**Chart and figure data:**
►
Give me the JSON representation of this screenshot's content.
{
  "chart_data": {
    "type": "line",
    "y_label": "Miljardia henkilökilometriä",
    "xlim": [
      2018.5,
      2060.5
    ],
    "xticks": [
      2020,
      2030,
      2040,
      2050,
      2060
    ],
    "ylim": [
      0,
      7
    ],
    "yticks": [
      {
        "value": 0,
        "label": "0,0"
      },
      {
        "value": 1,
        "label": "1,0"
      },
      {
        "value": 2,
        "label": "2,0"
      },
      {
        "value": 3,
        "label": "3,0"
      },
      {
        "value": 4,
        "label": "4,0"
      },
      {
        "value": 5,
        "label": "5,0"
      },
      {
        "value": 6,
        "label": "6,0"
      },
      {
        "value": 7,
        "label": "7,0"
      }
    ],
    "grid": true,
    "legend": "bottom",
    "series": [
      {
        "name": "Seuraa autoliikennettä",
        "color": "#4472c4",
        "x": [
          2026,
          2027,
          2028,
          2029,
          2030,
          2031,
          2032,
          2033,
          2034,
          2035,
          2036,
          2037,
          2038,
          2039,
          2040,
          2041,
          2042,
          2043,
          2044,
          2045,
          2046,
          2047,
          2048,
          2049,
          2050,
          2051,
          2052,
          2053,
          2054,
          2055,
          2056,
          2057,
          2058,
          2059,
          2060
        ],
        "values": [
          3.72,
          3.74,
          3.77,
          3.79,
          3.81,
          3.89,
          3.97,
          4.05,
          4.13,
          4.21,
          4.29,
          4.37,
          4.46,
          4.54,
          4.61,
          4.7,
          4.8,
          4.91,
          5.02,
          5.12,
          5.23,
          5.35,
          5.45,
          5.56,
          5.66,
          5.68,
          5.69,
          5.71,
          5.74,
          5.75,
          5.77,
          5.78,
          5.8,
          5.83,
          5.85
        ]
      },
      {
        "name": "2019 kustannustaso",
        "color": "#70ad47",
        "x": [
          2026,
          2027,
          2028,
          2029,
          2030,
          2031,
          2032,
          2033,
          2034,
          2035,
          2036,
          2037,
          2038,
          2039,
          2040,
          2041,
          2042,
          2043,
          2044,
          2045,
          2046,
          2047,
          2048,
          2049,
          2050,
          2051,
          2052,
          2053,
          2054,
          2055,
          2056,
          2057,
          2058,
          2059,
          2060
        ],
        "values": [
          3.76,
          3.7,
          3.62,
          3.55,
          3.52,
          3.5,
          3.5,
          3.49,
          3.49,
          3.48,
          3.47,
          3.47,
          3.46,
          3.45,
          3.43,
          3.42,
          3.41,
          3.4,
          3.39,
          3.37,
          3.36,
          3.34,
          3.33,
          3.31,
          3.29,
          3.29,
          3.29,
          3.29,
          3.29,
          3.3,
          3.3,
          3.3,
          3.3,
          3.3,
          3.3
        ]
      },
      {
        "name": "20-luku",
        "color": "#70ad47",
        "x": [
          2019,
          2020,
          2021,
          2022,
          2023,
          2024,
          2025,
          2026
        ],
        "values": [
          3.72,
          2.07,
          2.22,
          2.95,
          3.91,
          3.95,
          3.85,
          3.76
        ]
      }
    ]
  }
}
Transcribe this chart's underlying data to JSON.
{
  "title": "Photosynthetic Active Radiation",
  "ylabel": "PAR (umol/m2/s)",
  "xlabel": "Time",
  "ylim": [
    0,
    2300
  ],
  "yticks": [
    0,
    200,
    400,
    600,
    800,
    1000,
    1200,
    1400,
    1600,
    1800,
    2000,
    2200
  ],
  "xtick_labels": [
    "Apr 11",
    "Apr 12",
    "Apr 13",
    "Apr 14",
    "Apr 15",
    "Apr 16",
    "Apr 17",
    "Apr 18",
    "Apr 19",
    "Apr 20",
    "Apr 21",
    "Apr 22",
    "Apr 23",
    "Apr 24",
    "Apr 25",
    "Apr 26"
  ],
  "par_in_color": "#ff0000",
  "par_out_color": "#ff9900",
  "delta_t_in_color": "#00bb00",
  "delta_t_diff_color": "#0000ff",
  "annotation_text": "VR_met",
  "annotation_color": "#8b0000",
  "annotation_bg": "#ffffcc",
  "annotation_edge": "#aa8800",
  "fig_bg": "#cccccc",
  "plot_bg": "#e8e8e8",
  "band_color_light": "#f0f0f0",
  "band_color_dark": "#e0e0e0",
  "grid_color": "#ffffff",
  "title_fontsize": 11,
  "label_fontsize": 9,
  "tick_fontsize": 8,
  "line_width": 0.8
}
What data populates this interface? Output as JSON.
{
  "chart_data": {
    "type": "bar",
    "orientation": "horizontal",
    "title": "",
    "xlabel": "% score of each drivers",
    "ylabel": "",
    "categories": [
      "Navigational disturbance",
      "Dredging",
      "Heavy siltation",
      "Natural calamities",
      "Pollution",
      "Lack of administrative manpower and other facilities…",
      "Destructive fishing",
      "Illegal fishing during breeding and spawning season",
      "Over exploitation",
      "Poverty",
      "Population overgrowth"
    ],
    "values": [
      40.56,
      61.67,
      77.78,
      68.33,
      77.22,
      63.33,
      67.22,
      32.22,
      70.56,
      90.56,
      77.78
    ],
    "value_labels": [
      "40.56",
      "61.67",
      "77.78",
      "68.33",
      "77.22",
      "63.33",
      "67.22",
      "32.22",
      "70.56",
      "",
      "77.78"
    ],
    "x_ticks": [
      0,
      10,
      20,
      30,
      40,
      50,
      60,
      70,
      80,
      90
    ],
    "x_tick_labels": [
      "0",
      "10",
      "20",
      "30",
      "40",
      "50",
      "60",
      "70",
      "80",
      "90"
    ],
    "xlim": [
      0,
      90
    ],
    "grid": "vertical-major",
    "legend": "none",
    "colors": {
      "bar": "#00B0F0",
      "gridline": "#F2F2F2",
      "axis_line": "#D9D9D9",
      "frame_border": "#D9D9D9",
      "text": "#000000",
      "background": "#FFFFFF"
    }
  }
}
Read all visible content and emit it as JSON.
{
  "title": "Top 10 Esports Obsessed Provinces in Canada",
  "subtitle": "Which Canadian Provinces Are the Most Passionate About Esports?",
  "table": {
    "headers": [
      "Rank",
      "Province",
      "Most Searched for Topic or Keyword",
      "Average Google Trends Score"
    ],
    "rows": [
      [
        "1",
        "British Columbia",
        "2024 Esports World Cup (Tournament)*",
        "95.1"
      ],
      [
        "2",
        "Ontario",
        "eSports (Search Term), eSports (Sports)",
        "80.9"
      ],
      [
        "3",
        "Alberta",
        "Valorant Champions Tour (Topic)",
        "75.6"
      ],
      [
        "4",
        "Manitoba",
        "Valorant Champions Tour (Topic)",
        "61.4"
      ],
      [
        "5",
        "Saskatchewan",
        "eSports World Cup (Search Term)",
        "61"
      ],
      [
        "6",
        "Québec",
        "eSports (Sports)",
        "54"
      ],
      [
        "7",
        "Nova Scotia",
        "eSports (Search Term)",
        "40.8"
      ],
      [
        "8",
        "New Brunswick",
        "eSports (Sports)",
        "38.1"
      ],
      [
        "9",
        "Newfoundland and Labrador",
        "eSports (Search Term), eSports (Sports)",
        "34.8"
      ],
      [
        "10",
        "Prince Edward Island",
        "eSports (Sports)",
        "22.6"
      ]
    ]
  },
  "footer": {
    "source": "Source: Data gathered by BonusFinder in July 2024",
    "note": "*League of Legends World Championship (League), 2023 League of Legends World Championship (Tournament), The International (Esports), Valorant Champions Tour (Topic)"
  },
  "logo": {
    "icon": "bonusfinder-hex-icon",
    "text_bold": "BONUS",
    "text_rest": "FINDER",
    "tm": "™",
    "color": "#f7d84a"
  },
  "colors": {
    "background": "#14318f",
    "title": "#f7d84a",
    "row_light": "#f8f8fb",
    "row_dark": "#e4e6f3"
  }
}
◄
**THE EXERCISE:**
Reproduce the records above exactly.

**EXERCISE ANSWER:**
Give me the JSON representation of this screenshot's content.
{
  "chart_data": {
    "type": "line",
    "y_label": "Miljardia henkilökilometriä",
    "xlim": [
      2018.5,
      2060.5
    ],
    "xticks": [
      2020,
      2030,
      2040,
      2050,
      2060
    ],
    "ylim": [
      0,
      7
    ],
    "yticks": [
      {
        "value": 0,
        "label": "0,0"
      },
      {
        "value": 1,
        "label": "1,0"
      },
      {
        "value": 2,
        "label": "2,0"
      },
      {
        "value": 3,
        "label": "3,0"
      },
      {
        "value": 4,
        "label": "4,0"
      },
      {
        "value": 5,
        "label": "5,0"
      },
      {
        "value": 6,
        "label": "6,0"
      },
      {
        "value": 7,
        "label": "7,0"
      }
    ],
    "grid": true,
    "legend": "bottom",
    "series": [
      {
        "name": "Seuraa autoliikennettä",
        "color": "#4472c4",
        "x": [
          2026,
          2027,
          2028,
          2029,
          2030,
          2031,
          2032,
          2033,
          2034,
          2035,
          2036,
          2037,
          2038,
          2039,
          2040,
          2041,
          2042,
          2043,
          2044,
          2045,
          2046,
          2047,
          2048,
          2049,
          2050,
          2051,
          2052,
          2053,
          2054,
          2055,
          2056,
          2057,
          2058,
          2059,
          2060
        ],
        "values": [
          3.72,
          3.74,
          3.77,
          3.79,
          3.81,
          3.89,
          3.97,
          4.05,
          4.13,
          4.21,
          4.29,
          4.37,
          4.46,
          4.54,
          4.61,
          4.7,
          4.8,
          4.91,
          5.02,
          5.12,
          5.23,
          5.35,
          5.45,
          5.56,
          5.66,
          5.68,
          5.69,
          5.71,
          5.74,
          5.75,
          5.77,
          5.78,
          5.8,
          5.83,
          5.85
        ]
      },
      {
        "name": "2019 kustannustaso",
        "color": "#70ad47",
        "x": [
          2026,
          2027,
          2028,
          2029,
          2030,
          2031,
          2032,
          2033,
          2034,
          2035,
          2036,
          2037,
          2038,
          2039,
          2040,
          2041,
          2042,
          2043,
          2044,
          2045,
          2046,
          2047,
          2048,
          2049,
          2050,
          2051,
          2052,
          2053,
          2054,
          2055,
          2056,
          2057,
          2058,
          2059,
          2060
        ],
        "values": [
          3.76,
          3.7,
          3.62,
          3.55,
          3.52,
          3.5,
          3.5,
          3.49,
          3.49,
          3.48,
          3.47,
          3.47,
          3.46,
          3.45,
          3.43,
          3.42,
          3.41,
          3.4,
          3.39,
          3.37,
          3.36,
          3.34,
          3.33,
          3.31,
          3.29,
          3.29,
          3.29,
          3.29,
          3.29,
          3.3,
          3.3,
          3.3,
          3.3,
          3.3,
          3.3
        ]
      },
      {
        "name": "20-luku",
        "color": "#70ad47",
        "x": [
          2019,
          2020,
          2021,
          2022,
          2023,
          2024,
          2025,
          2026
        ],
        "values": [
          3.72,
          2.07,
          2.22,
          2.95,
          3.91,
          3.95,
          3.85,
          3.76
        ]
      }
    ]
  }
}
Transcribe this chart's underlying data to JSON.
{
  "title": "Photosynthetic Active Radiation",
  "ylabel": "PAR (umol/m2/s)",
  "xlabel": "Time",
  "ylim": [
    0,
    2300
  ],
  "yticks": [
    0,
    200,
    400,
    600,
    800,
    1000,
    1200,
    1400,
    1600,
    1800,
    2000,
    2200
  ],
  "xtick_labels": [
    "Apr 11",
    "Apr 12",
    "Apr 13",
    "Apr 14",
    "Apr 15",
    "Apr 16",
    "Apr 17",
    "Apr 18",
    "Apr 19",
    "Apr 20",
    "Apr 21",
    "Apr 22",
    "Apr 23",
    "Apr 24",
    "Apr 25",
    "Apr 26"
  ],
  "par_in_color": "#ff0000",
  "par_out_color": "#ff9900",
  "delta_t_in_color": "#00bb00",
  "delta_t_diff_color": "#0000ff",
  "annotation_text": "VR_met",
  "annotation_color": "#8b0000",
  "annotation_bg": "#ffffcc",
  "annotation_edge": "#aa8800",
  "fig_bg": "#cccccc",
  "plot_bg": "#e8e8e8",
  "band_color_light": "#f0f0f0",
  "band_color_dark": "#e0e0e0",
  "grid_color": "#ffffff",
  "title_fontsize": 11,
  "label_fontsize": 9,
  "tick_fontsize": 8,
  "line_width": 0.8
}
What data populates this interface? Output as JSON.
{
  "chart_data": {
    "type": "bar",
    "orientation": "horizontal",
    "title": "",
    "xlabel": "% score of each drivers",
    "ylabel": "",
    "categories": [
      "Navigational disturbance",
      "Dredging",
      "Heavy siltation",
      "Natural calamities",
      "Pollution",
      "Lack of administrative manpower and other facilities…",
      "Destructive fishing",
      "Illegal fishing during breeding and spawning season",
      "Over exploitation",
      "Poverty",
      "Population overgrowth"
    ],
    "values": [
      40.56,
      61.67,
      77.78,
      68.33,
      77.22,
      63.33,
      67.22,
      32.22,
      70.56,
      90.56,
      77.78
    ],
    "value_labels": [
      "40.56",
      "61.67",
      "77.78",
      "68.33",
      "77.22",
      "63.33",
      "67.22",
      "32.22",
      "70.56",
      "",
      "77.78"
    ],
    "x_ticks": [
      0,
      10,
      20,
      30,
      40,
      50,
      60,
      70,
      80,
      90
    ],
    "x_tick_labels": [
      "0",
      "10",
      "20",
      "30",
      "40",
      "50",
      "60",
      "70",
      "80",
      "90"
    ],
    "xlim": [
      0,
      90
    ],
    "grid": "vertical-major",
    "legend": "none",
    "colors": {
      "bar": "#00B0F0",
      "gridline": "#F2F2F2",
      "axis_line": "#D9D9D9",
      "frame_border": "#D9D9D9",
      "text": "#000000",
      "background": "#FFFFFF"
    }
  }
}
Read all visible content and emit it as JSON.
{
  "title": "Top 10 Esports Obsessed Provinces in Canada",
  "subtitle": "Which Canadian Provinces Are the Most Passionate About Esports?",
  "table": {
    "headers": [
      "Rank",
      "Province",
      "Most Searched for Topic or Keyword",
      "Average Google Trends Score"
    ],
    "rows": [
      [
        "1",
        "British Columbia",
        "2024 Esports World Cup (Tournament)*",
        "95.1"
      ],
      [
        "2",
        "Ontario",
        "eSports (Search Term), eSports (Sports)",
        "80.9"
      ],
      [
        "3",
        "Alberta",
        "Valorant Champions Tour (Topic)",
        "75.6"
      ],
      [
        "4",
        "Manitoba",
        "Valorant Champions Tour (Topic)",
        "61.4"
      ],
      [
        "5",
        "Saskatchewan",
        "eSports World Cup (Search Term)",
        "61"
      ],
      [
        "6",
        "Québec",
        "eSports (Sports)",
        "54"
      ],
      [
        "7",
        "Nova Scotia",
        "eSports (Search Term)",
        "40.8"
      ],
      [
        "8",
        "New Brunswick",
        "eSports (Sports)",
        "38.1"
      ],
      [
        "9",
        "Newfoundland and Labrador",
        "eSports (Search Term), eSports (Sports)",
        "34.8"
      ],
      [
        "10",
        "Prince Edward Island",
        "eSports (Sports)",
        "22.6"
      ]
    ]
  },
  "footer": {
    "source": "Source: Data gathered by BonusFinder in July 2024",
    "note": "*League of Legends World Championship (League), 2023 League of Legends World Championship (Tournament), The International (Esports), Valorant Champions Tour (Topic)"
  },
  "logo": {
    "icon": "bonusfinder-hex-icon",
    "text_bold": "BONUS",
    "text_rest": "FINDER",
    "tm": "™",
    "color": "#f7d84a"
  },
  "colors": {
    "background": "#14318f",
    "title": "#f7d84a",
    "row_light": "#f8f8fb",
    "row_dark": "#e4e6f3"
  }
}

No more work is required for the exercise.